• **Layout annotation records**

##########

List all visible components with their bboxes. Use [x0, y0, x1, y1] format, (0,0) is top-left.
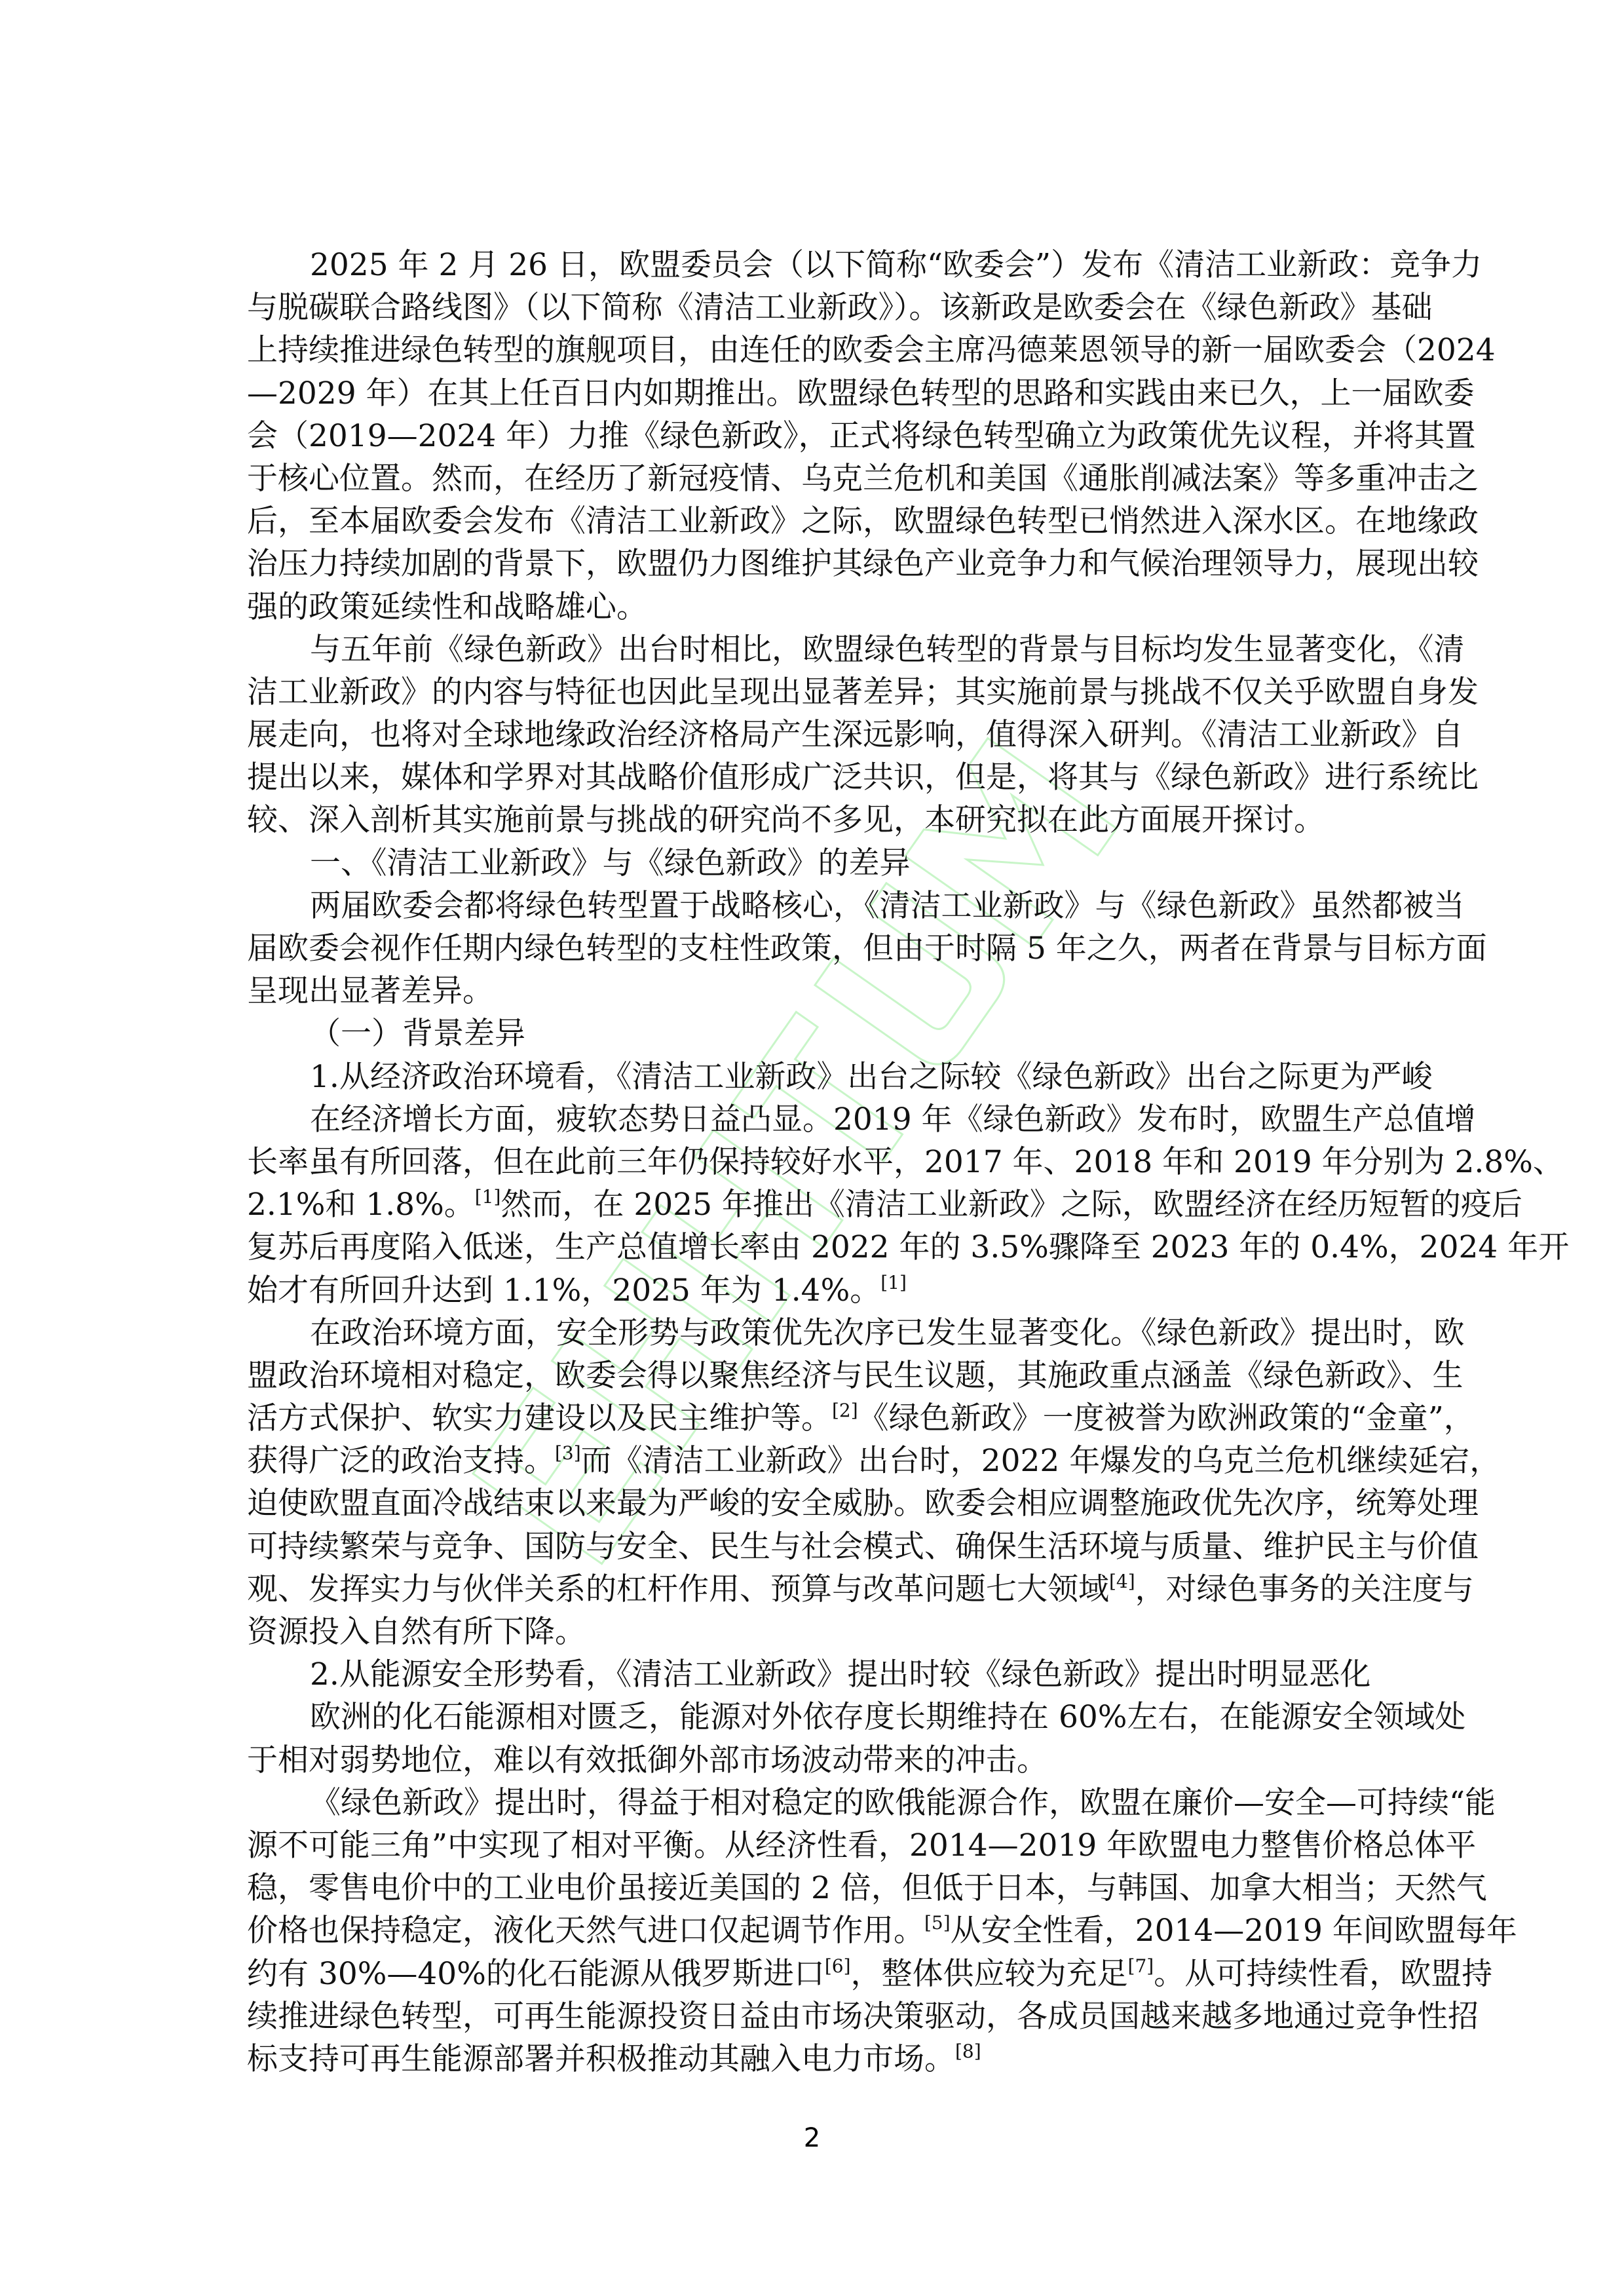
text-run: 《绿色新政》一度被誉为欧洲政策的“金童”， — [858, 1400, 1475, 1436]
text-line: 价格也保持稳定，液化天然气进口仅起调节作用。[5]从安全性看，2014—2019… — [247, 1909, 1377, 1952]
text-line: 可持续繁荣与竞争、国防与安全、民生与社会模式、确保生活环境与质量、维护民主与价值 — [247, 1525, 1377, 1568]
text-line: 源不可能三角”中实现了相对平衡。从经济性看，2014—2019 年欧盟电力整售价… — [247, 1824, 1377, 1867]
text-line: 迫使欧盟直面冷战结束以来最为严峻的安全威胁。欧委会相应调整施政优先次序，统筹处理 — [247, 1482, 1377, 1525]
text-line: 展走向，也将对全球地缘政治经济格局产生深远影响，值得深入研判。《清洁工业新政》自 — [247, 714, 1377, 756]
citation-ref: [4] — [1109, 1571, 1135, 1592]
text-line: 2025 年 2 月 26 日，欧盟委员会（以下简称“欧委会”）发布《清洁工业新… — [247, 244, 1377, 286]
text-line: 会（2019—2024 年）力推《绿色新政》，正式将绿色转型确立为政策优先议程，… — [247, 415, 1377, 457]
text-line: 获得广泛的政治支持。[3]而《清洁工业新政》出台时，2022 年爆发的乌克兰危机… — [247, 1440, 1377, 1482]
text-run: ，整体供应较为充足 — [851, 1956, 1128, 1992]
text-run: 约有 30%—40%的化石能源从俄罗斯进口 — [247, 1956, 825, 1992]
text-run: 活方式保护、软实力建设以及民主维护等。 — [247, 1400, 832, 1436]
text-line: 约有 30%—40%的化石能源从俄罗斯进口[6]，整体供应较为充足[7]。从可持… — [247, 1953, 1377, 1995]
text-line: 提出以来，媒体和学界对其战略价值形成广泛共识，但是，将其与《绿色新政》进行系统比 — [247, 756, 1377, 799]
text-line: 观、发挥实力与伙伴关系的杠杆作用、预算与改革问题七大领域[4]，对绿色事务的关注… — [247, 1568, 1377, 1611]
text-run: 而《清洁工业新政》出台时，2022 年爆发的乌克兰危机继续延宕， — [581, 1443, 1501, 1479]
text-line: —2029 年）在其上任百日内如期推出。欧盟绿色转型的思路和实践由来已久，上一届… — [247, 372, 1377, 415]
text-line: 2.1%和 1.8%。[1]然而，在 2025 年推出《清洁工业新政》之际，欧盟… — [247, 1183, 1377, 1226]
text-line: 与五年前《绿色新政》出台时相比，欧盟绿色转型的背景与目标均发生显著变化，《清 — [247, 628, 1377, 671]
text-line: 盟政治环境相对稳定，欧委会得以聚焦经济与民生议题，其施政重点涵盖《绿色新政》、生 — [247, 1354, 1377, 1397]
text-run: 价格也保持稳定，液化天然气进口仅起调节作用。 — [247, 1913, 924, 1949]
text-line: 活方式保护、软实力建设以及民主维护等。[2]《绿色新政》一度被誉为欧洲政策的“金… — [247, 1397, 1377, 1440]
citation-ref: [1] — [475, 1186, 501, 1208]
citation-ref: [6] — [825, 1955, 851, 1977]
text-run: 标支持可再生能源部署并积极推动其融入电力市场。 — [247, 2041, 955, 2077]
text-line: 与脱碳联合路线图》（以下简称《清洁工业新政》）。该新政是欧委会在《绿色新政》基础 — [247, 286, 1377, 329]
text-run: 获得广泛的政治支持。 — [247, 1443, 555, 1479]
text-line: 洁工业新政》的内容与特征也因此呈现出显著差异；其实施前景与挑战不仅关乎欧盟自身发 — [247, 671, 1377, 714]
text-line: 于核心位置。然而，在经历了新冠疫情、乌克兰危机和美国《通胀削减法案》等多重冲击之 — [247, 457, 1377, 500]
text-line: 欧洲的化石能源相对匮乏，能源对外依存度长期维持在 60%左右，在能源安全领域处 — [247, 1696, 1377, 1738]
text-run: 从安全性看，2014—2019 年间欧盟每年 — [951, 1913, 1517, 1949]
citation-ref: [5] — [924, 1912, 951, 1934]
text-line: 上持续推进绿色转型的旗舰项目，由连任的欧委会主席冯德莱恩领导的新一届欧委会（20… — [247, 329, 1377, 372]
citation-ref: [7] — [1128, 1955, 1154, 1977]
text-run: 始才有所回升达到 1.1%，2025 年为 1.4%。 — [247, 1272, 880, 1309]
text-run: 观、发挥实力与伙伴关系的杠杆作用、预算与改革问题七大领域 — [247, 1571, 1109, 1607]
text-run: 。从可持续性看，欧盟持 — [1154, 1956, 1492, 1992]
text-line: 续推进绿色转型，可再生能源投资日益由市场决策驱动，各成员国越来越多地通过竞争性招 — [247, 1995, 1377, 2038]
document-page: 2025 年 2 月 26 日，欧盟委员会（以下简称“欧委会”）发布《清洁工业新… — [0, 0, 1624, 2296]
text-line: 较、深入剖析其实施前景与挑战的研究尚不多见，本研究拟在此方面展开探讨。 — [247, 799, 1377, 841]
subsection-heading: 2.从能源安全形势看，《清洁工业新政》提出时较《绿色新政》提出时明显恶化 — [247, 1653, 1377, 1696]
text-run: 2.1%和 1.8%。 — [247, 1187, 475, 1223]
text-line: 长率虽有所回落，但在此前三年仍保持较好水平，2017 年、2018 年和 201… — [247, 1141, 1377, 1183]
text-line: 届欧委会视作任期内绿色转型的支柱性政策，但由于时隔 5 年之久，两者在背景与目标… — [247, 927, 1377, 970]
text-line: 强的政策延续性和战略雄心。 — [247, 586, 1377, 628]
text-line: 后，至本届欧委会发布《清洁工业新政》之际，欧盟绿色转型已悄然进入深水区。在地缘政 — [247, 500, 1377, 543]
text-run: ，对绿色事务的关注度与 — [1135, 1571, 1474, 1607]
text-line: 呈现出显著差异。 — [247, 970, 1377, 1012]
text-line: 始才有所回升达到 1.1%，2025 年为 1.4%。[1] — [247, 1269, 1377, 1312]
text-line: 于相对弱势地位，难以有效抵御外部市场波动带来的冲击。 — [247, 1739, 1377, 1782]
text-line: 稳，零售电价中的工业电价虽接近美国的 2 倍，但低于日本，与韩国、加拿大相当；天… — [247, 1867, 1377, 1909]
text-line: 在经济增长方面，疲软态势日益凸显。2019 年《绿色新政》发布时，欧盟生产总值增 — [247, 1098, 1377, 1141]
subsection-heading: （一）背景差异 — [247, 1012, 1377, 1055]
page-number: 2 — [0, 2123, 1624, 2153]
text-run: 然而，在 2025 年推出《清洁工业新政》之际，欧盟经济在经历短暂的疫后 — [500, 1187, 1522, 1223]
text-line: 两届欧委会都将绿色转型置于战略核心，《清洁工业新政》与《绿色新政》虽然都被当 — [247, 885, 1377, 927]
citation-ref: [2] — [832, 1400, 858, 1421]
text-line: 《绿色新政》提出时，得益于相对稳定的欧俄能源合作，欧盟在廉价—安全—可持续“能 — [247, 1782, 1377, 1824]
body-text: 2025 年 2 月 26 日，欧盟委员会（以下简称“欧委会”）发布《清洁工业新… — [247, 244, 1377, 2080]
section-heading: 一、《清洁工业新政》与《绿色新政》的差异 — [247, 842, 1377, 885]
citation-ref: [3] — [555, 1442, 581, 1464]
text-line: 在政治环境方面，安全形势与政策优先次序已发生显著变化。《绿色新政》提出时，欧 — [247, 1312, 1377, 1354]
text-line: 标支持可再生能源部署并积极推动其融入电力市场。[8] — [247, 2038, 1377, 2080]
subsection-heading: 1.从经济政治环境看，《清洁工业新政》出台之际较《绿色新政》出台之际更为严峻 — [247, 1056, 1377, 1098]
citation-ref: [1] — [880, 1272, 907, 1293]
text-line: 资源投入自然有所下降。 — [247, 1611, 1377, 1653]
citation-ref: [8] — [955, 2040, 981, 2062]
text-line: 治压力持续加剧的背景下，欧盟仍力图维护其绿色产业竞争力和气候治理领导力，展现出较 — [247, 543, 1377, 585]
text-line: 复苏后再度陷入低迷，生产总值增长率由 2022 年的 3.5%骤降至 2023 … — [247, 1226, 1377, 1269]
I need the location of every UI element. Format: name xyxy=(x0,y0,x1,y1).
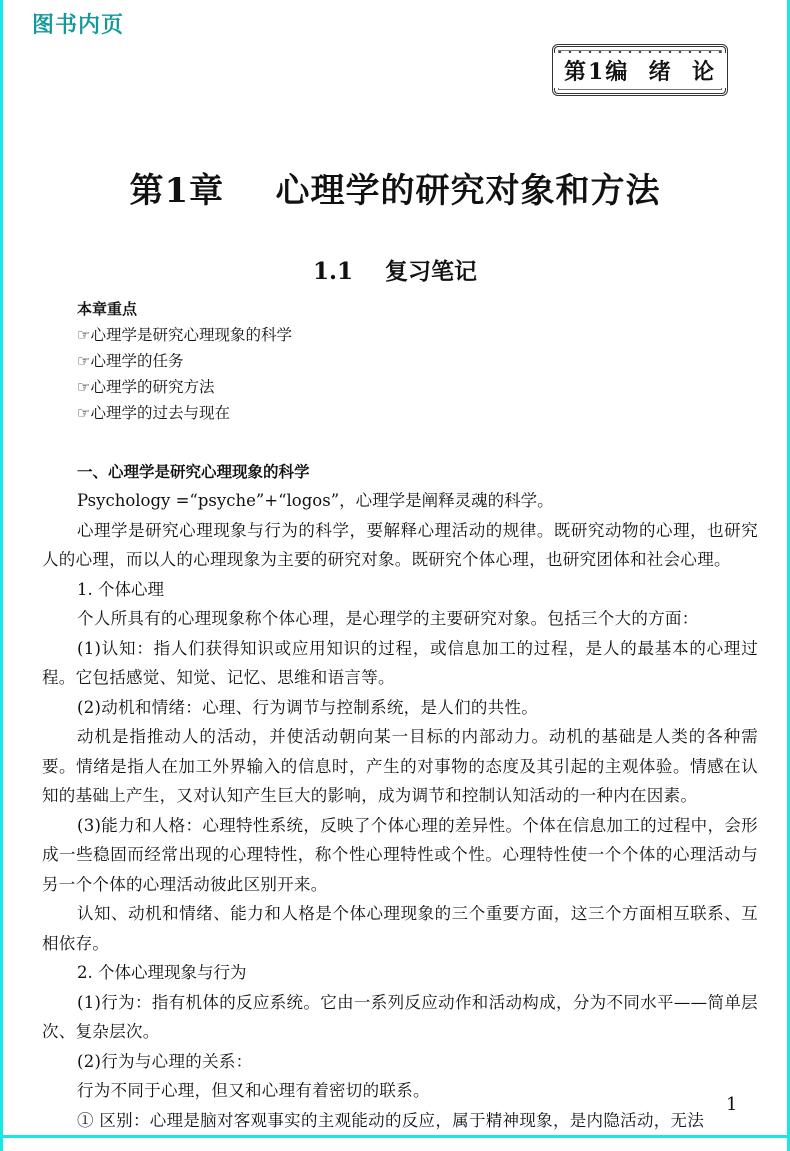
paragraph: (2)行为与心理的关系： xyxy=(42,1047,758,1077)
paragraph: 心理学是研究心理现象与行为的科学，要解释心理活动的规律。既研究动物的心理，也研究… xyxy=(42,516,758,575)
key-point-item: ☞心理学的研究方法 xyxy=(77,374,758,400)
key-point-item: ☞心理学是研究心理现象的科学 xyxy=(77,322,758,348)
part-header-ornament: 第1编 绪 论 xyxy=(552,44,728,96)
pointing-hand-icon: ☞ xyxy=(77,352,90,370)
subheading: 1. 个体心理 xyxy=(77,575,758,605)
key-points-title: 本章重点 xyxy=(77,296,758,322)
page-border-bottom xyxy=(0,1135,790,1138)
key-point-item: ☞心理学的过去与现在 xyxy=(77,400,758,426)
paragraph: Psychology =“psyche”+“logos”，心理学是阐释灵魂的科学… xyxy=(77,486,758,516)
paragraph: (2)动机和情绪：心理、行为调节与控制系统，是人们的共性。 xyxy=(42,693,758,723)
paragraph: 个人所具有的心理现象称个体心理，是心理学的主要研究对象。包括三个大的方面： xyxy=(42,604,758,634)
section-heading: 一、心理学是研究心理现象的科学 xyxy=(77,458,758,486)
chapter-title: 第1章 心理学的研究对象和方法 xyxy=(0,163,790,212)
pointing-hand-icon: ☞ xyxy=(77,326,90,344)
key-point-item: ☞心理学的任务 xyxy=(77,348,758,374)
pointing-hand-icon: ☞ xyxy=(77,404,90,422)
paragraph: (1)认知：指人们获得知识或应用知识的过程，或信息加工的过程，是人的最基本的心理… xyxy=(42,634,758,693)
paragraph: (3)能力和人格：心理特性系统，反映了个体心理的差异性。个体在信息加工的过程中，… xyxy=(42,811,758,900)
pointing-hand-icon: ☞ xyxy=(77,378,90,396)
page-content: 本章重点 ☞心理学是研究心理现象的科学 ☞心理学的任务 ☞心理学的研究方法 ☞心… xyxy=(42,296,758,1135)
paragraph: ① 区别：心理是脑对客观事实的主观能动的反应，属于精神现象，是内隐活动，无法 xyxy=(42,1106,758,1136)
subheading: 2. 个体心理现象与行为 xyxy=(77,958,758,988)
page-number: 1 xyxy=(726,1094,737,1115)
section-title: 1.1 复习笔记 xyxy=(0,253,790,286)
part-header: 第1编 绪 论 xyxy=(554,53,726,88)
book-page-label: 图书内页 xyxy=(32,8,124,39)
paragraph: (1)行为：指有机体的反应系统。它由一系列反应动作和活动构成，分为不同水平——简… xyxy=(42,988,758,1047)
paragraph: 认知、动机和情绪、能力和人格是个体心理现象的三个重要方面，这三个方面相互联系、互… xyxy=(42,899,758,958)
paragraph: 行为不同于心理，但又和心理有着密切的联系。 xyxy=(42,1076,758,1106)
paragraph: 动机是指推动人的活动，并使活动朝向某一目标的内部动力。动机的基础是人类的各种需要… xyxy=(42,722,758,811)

##########

• **Problem to work on**
Copy every line from the one with "1400, 1475, 1436]" to the one with "text-line: 迫使欧盟直面冷战结束以来最为严峻的安全威胁。欧委会相应调整施政优先次序，统筹处理 —", keeping both end lines.

• **Full response**
text-run: 《绿色新政》一度被誉为欧洲政策的“金童”， — [858, 1400, 1475, 1436]
text-line: 价格也保持稳定，液化天然气进口仅起调节作用。[5]从安全性看，2014—2019… — [247, 1909, 1377, 1952]
text-line: 可持续繁荣与竞争、国防与安全、民生与社会模式、确保生活环境与质量、维护民主与价值 — [247, 1525, 1377, 1568]
text-line: 源不可能三角”中实现了相对平衡。从经济性看，2014—2019 年欧盟电力整售价… — [247, 1824, 1377, 1867]
text-line: 迫使欧盟直面冷战结束以来最为严峻的安全威胁。欧委会相应调整施政优先次序，统筹处理 — [247, 1482, 1377, 1525]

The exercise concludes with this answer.